TASK TO COMPLETE » Every line below must be reproduced exactly. Copy them all.

DATA ROWS »
>>>
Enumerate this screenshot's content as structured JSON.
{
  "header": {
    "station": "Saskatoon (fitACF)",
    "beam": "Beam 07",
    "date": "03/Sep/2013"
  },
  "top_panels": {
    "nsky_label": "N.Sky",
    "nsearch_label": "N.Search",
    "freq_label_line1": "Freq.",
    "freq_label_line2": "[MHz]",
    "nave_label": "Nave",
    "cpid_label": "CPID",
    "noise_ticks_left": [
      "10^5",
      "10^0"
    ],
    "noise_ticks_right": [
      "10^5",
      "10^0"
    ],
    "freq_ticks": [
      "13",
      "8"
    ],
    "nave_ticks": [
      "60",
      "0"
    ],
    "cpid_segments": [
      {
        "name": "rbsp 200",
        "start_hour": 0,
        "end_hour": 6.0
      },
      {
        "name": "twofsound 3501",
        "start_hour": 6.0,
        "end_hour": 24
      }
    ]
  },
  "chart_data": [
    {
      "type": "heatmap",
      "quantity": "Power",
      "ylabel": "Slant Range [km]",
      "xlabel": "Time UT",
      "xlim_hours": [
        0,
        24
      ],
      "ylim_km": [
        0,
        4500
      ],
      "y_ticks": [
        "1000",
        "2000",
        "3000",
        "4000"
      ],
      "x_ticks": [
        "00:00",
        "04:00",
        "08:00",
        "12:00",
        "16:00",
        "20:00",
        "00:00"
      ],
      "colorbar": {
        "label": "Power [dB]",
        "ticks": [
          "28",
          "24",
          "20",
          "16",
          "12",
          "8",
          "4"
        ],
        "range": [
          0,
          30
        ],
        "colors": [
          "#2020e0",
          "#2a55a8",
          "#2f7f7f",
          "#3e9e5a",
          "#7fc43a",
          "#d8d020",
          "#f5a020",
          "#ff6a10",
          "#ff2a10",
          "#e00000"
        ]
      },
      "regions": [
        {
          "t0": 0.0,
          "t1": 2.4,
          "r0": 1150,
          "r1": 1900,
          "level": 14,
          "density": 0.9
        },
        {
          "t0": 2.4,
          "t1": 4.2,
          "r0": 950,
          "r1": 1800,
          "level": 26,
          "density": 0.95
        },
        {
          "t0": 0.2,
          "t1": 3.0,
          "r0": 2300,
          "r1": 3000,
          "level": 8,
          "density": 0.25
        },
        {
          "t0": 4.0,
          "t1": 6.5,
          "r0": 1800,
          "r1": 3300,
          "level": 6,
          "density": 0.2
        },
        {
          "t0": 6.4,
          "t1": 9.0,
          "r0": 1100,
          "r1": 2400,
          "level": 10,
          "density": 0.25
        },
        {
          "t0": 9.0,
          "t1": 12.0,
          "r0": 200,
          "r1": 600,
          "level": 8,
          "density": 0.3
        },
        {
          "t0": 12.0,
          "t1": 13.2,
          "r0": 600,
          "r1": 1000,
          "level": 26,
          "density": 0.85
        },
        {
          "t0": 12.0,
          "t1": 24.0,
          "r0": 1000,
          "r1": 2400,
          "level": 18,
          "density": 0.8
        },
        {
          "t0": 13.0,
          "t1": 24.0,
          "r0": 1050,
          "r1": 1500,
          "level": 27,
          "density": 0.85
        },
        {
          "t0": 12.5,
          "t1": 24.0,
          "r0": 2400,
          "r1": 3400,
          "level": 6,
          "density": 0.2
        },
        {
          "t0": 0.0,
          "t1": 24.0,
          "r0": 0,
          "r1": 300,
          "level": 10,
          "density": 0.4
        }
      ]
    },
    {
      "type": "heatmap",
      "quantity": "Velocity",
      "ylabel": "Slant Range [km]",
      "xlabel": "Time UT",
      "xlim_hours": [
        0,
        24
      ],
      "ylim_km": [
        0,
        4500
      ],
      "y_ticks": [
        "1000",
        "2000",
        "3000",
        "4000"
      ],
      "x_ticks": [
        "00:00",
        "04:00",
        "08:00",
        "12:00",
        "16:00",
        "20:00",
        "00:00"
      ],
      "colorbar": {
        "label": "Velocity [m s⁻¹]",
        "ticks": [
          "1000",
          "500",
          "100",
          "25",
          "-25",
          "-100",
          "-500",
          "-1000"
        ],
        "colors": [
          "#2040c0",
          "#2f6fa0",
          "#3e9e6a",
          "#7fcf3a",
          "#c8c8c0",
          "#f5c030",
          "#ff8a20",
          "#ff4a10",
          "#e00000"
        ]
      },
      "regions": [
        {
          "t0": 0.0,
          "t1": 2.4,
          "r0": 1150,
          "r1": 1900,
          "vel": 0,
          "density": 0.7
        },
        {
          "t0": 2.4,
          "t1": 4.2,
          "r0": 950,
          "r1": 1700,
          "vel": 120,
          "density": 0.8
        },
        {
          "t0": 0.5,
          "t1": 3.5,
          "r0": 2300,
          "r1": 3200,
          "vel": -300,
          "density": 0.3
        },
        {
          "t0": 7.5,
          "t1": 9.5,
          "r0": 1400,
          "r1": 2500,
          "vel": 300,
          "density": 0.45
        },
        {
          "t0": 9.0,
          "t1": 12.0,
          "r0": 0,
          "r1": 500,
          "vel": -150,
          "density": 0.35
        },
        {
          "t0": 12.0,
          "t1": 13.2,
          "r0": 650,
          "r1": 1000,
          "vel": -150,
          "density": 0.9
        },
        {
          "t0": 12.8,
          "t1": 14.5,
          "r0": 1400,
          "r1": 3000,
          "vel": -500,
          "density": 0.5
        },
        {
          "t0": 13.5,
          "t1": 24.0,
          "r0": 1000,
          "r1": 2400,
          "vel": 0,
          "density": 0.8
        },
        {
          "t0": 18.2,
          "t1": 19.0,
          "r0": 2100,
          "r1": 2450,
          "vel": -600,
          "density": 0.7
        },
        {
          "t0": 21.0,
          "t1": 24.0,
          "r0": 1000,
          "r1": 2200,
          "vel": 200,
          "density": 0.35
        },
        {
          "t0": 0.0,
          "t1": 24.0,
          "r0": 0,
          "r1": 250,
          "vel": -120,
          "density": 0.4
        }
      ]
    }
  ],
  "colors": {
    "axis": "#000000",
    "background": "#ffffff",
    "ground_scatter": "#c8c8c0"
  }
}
<<<
SOLUTION BELOW »
Enumerate this screenshot's content as structured JSON.
{
  "header": {
    "station": "Saskatoon (fitACF)",
    "beam": "Beam 07",
    "date": "03/Sep/2013"
  },
  "top_panels": {
    "nsky_label": "N.Sky",
    "nsearch_label": "N.Search",
    "freq_label_line1": "Freq.",
    "freq_label_line2": "[MHz]",
    "nave_label": "Nave",
    "cpid_label": "CPID",
    "noise_ticks_left": [
      "10^5",
      "10^0"
    ],
    "noise_ticks_right": [
      "10^5",
      "10^0"
    ],
    "freq_ticks": [
      "13",
      "8"
    ],
    "nave_ticks": [
      "60",
      "0"
    ],
    "cpid_segments": [
      {
        "name": "rbsp 200",
        "start_hour": 0,
        "end_hour": 6.0
      },
      {
        "name": "twofsound 3501",
        "start_hour": 6.0,
        "end_hour": 24
      }
    ]
  },
  "chart_data": [
    {
      "type": "heatmap",
      "quantity": "Power",
      "ylabel": "Slant Range [km]",
      "xlabel": "Time UT",
      "xlim_hours": [
        0,
        24
      ],
      "ylim_km": [
        0,
        4500
      ],
      "y_ticks": [
        "1000",
        "2000",
        "3000",
        "4000"
      ],
      "x_ticks": [
        "00:00",
        "04:00",
        "08:00",
        "12:00",
        "16:00",
        "20:00",
        "00:00"
      ],
      "colorbar": {
        "label": "Power [dB]",
        "ticks": [
          "28",
          "24",
          "20",
          "16",
          "12",
          "8",
          "4"
        ],
        "range": [
          0,
          30
        ],
        "colors": [
          "#2020e0",
          "#2a55a8",
          "#2f7f7f",
          "#3e9e5a",
          "#7fc43a",
          "#d8d020",
          "#f5a020",
          "#ff6a10",
          "#ff2a10",
          "#e00000"
        ]
      },
      "regions": [
        {
          "t0": 0.0,
          "t1": 2.4,
          "r0": 1150,
          "r1": 1900,
          "level": 14,
          "density": 0.9
        },
        {
          "t0": 2.4,
          "t1": 4.2,
          "r0": 950,
          "r1": 1800,
          "level": 26,
          "density": 0.95
        },
        {
          "t0": 0.2,
          "t1": 3.0,
          "r0": 2300,
          "r1": 3000,
          "level": 8,
          "density": 0.25
        },
        {
          "t0": 4.0,
          "t1": 6.5,
          "r0": 1800,
          "r1": 3300,
          "level": 6,
          "density": 0.2
        },
        {
          "t0": 6.4,
          "t1": 9.0,
          "r0": 1100,
          "r1": 2400,
          "level": 10,
          "density": 0.25
        },
        {
          "t0": 9.0,
          "t1": 12.0,
          "r0": 200,
          "r1": 600,
          "level": 8,
          "density": 0.3
        },
        {
          "t0": 12.0,
          "t1": 13.2,
          "r0": 600,
          "r1": 1000,
          "level": 26,
          "density": 0.85
        },
        {
          "t0": 12.0,
          "t1": 24.0,
          "r0": 1000,
          "r1": 2400,
          "level": 18,
          "density": 0.8
        },
        {
          "t0": 13.0,
          "t1": 24.0,
          "r0": 1050,
          "r1": 1500,
          "level": 27,
          "density": 0.85
        },
        {
          "t0": 12.5,
          "t1": 24.0,
          "r0": 2400,
          "r1": 3400,
          "level": 6,
          "density": 0.2
        },
        {
          "t0": 0.0,
          "t1": 24.0,
          "r0": 0,
          "r1": 300,
          "level": 10,
          "density": 0.4
        }
      ]
    },
    {
      "type": "heatmap",
      "quantity": "Velocity",
      "ylabel": "Slant Range [km]",
      "xlabel": "Time UT",
      "xlim_hours": [
        0,
        24
      ],
      "ylim_km": [
        0,
        4500
      ],
      "y_ticks": [
        "1000",
        "2000",
        "3000",
        "4000"
      ],
      "x_ticks": [
        "00:00",
        "04:00",
        "08:00",
        "12:00",
        "16:00",
        "20:00",
        "00:00"
      ],
      "colorbar": {
        "label": "Velocity [m s⁻¹]",
        "ticks": [
          "1000",
          "500",
          "100",
          "25",
          "-25",
          "-100",
          "-500",
          "-1000"
        ],
        "colors": [
          "#2040c0",
          "#2f6fa0",
          "#3e9e6a",
          "#7fcf3a",
          "#c8c8c0",
          "#f5c030",
          "#ff8a20",
          "#ff4a10",
          "#e00000"
        ]
      },
      "regions": [
        {
          "t0": 0.0,
          "t1": 2.4,
          "r0": 1150,
          "r1": 1900,
          "vel": 0,
          "density": 0.7
        },
        {
          "t0": 2.4,
          "t1": 4.2,
          "r0": 950,
          "r1": 1700,
          "vel": 120,
          "density": 0.8
        },
        {
          "t0": 0.5,
          "t1": 3.5,
          "r0": 2300,
          "r1": 3200,
          "vel": -300,
          "density": 0.3
        },
        {
          "t0": 7.5,
          "t1": 9.5,
          "r0": 1400,
          "r1": 2500,
          "vel": 300,
          "density": 0.45
        },
        {
          "t0": 9.0,
          "t1": 12.0,
          "r0": 0,
          "r1": 500,
          "vel": -150,
          "density": 0.35
        },
        {
          "t0": 12.0,
          "t1": 13.2,
          "r0": 650,
          "r1": 1000,
          "vel": -150,
          "density": 0.9
        },
        {
          "t0": 12.8,
          "t1": 14.5,
          "r0": 1400,
          "r1": 3000,
          "vel": -500,
          "density": 0.5
        },
        {
          "t0": 13.5,
          "t1": 24.0,
          "r0": 1000,
          "r1": 2400,
          "vel": 0,
          "density": 0.8
        },
        {
          "t0": 18.2,
          "t1": 19.0,
          "r0": 2100,
          "r1": 2450,
          "vel": -600,
          "density": 0.7
        },
        {
          "t0": 21.0,
          "t1": 24.0,
          "r0": 1000,
          "r1": 2200,
          "vel": 200,
          "density": 0.35
        },
        {
          "t0": 0.0,
          "t1": 24.0,
          "r0": 0,
          "r1": 250,
          "vel": -120,
          "density": 0.4
        }
      ]
    }
  ],
  "colors": {
    "axis": "#000000",
    "background": "#ffffff",
    "ground_scatter": "#c8c8c0"
  }
}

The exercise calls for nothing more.